Source material:
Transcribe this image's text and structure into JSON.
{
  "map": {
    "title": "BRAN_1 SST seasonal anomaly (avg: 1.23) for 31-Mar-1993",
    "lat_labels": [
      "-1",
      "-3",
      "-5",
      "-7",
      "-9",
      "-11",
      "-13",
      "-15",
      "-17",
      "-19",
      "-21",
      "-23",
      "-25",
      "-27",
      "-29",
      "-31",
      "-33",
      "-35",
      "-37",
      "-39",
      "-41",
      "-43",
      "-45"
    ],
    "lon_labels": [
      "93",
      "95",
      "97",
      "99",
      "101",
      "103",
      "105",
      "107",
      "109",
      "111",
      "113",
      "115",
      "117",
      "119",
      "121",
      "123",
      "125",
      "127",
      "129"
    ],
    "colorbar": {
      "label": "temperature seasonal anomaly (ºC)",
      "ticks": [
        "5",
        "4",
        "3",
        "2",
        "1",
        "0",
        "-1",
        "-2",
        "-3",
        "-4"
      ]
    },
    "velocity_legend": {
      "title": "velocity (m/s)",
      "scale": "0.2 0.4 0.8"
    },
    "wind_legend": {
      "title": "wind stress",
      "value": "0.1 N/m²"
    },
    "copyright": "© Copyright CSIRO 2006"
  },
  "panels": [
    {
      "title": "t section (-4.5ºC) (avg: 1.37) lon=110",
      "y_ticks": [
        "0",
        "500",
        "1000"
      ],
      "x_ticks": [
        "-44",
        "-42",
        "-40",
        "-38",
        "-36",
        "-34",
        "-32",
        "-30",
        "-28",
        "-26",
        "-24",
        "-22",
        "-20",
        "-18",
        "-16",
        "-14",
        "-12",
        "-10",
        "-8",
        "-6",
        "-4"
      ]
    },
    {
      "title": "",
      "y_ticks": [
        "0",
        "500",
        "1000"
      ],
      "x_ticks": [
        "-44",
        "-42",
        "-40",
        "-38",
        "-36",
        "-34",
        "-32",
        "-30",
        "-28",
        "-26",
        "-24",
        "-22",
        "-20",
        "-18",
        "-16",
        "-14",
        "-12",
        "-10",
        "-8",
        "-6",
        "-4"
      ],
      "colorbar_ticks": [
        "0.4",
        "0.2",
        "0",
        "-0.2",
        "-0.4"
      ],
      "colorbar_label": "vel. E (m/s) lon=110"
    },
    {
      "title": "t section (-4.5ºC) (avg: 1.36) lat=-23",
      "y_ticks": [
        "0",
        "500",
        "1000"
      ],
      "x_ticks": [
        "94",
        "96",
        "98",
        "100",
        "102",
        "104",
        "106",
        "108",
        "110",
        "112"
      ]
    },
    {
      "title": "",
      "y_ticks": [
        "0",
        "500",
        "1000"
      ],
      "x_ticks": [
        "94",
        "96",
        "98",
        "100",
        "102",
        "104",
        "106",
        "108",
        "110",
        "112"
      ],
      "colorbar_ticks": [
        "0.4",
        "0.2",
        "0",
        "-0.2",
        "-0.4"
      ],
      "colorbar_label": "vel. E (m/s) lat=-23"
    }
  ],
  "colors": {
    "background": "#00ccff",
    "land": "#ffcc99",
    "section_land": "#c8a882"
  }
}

Problem statement:
Pick out the lines that include the word "seasonal" and write them out.

Exercise response:
    "title": "BRAN_1 SST seasonal anomaly (avg: 1.23) for 31-Mar-1993",
      "label": "temperature seasonal anomaly (ºC)",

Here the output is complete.